**Task objective**
Find every line with the word "Gross". Copy those lines.

Start of Recorded information

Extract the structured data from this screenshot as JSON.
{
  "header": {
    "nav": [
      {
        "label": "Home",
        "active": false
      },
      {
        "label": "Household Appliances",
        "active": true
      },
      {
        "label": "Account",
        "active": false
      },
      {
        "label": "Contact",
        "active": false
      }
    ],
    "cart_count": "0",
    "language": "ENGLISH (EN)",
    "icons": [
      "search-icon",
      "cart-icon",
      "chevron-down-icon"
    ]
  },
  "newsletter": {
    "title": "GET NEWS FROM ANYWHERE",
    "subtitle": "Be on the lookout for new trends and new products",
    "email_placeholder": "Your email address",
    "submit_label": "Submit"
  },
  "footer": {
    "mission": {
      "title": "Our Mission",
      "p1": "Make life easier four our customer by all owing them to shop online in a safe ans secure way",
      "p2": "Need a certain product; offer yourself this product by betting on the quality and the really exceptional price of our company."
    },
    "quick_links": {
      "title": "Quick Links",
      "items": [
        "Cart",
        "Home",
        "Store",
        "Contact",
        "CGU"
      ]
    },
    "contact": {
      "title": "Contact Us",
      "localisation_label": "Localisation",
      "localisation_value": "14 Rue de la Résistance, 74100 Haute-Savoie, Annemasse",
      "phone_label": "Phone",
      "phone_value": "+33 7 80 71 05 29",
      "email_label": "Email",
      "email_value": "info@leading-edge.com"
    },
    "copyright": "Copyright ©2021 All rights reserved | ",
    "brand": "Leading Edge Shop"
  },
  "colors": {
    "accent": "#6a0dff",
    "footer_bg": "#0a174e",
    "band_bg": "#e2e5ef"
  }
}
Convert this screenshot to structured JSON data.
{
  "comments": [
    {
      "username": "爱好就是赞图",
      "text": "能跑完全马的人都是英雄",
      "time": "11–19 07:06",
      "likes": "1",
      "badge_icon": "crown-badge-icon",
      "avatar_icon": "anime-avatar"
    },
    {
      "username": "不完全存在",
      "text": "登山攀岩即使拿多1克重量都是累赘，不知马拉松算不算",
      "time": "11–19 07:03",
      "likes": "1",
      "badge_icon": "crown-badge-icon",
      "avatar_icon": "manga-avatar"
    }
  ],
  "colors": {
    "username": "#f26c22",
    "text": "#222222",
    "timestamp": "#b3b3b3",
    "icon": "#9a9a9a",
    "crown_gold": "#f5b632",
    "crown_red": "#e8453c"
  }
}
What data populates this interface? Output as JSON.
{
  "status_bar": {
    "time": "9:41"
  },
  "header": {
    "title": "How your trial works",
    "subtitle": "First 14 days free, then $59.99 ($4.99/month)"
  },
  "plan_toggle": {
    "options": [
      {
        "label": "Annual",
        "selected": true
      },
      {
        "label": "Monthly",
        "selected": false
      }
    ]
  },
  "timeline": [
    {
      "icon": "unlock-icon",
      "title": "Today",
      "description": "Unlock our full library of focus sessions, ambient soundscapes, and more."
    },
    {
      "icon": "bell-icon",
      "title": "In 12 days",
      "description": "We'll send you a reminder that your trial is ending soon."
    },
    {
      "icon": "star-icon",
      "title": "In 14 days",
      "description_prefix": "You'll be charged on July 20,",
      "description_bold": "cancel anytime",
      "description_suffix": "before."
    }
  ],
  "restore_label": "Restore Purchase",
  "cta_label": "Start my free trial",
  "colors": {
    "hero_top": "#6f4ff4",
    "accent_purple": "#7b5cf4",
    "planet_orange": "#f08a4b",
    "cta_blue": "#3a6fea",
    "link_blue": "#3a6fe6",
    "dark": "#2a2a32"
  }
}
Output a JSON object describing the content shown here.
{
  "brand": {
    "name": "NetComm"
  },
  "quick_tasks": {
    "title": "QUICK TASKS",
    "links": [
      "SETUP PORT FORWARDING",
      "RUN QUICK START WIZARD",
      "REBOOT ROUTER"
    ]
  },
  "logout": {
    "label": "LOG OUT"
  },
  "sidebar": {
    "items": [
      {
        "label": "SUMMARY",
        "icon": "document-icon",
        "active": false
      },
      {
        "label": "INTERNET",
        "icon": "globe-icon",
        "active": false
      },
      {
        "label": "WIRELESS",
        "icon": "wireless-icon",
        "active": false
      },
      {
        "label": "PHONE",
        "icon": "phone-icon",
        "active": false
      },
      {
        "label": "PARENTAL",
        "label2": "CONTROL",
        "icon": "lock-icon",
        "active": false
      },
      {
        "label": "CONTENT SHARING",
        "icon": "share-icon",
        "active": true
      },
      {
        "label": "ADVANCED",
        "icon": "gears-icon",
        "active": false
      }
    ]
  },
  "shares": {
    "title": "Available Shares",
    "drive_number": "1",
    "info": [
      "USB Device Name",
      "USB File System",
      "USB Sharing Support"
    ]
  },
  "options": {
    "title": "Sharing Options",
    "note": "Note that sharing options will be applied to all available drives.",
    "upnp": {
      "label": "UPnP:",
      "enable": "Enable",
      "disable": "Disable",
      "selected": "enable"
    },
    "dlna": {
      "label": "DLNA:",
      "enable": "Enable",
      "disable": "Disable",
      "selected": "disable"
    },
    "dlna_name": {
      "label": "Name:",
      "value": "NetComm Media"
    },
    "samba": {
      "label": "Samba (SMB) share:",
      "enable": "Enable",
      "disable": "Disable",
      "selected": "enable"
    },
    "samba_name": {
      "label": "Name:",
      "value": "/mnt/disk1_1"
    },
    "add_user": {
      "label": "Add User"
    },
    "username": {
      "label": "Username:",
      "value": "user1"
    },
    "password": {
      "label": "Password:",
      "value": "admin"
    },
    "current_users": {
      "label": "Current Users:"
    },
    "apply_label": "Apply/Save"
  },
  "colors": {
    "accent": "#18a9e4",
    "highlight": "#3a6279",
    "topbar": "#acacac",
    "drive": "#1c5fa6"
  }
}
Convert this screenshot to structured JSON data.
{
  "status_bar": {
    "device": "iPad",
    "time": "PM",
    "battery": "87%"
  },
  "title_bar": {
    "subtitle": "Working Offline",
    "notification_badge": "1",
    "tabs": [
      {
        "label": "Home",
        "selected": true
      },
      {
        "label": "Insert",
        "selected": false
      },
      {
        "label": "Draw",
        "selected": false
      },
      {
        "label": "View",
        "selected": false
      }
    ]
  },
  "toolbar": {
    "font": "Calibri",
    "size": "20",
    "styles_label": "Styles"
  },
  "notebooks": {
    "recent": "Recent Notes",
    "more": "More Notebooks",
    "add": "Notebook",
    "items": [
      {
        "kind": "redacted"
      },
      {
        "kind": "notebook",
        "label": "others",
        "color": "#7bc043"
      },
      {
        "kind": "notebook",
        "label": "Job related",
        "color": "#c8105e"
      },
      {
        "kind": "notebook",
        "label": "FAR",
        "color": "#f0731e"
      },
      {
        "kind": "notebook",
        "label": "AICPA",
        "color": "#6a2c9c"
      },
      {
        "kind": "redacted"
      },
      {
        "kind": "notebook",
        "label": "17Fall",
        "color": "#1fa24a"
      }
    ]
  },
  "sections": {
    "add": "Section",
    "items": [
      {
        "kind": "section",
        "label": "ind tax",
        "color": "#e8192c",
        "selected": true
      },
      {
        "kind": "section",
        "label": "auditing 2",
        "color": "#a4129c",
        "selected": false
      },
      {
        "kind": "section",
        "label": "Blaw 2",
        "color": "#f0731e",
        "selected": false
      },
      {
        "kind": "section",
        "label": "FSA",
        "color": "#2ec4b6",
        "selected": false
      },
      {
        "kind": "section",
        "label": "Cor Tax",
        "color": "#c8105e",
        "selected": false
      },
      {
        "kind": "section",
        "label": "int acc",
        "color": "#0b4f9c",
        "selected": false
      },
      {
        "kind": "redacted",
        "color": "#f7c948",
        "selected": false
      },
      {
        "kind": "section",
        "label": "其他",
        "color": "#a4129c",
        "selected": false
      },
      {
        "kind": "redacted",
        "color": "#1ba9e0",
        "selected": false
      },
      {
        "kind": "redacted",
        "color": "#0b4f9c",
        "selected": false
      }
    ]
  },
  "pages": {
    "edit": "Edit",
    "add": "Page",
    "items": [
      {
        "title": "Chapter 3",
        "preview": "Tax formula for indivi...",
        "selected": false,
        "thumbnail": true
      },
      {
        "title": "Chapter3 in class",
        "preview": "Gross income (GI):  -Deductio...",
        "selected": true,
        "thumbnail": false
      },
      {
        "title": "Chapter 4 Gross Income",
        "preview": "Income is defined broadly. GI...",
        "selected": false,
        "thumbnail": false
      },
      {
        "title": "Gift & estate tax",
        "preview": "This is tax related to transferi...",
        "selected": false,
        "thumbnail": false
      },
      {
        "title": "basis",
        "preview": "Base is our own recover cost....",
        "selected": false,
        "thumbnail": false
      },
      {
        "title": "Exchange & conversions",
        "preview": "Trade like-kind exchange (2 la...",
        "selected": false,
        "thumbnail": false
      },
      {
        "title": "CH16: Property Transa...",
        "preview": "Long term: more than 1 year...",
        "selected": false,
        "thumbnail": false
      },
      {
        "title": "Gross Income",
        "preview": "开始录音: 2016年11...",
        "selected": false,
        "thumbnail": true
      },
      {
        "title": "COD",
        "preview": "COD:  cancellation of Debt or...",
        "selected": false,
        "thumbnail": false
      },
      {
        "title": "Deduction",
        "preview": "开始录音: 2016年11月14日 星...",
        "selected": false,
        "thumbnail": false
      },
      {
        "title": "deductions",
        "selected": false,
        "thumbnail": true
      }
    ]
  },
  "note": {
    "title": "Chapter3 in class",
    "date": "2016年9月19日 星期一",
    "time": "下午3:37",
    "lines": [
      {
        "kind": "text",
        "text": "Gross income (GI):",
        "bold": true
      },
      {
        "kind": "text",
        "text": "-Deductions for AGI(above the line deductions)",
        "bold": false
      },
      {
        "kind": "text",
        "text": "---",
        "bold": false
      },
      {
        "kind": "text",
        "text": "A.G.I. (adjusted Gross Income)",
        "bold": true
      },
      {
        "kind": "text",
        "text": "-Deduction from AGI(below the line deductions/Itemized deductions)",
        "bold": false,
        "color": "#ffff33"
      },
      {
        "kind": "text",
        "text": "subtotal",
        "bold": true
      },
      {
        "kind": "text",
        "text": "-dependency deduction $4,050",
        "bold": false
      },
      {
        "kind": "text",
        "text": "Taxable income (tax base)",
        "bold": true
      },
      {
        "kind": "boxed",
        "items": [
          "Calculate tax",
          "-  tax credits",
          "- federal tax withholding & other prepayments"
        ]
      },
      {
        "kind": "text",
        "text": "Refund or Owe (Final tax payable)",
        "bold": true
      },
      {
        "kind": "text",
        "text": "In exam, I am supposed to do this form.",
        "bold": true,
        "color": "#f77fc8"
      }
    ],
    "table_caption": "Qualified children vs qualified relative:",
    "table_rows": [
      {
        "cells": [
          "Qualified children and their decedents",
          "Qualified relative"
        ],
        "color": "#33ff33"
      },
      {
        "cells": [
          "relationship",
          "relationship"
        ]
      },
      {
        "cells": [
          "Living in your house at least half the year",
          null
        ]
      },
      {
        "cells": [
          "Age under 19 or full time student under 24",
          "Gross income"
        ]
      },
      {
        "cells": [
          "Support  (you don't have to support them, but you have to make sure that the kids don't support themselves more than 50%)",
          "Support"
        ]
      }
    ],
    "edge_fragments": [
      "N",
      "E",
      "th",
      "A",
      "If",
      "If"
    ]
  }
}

End of Recorded information

**Exercise output**
        "preview": "Gross income (GI):  -Deductio...",
        "title": "Chapter 4 Gross Income",
        "title": "Gross Income",
        "text": "Gross income (GI):",
        "text": "A.G.I. (adjusted Gross Income)",
          "Gross income"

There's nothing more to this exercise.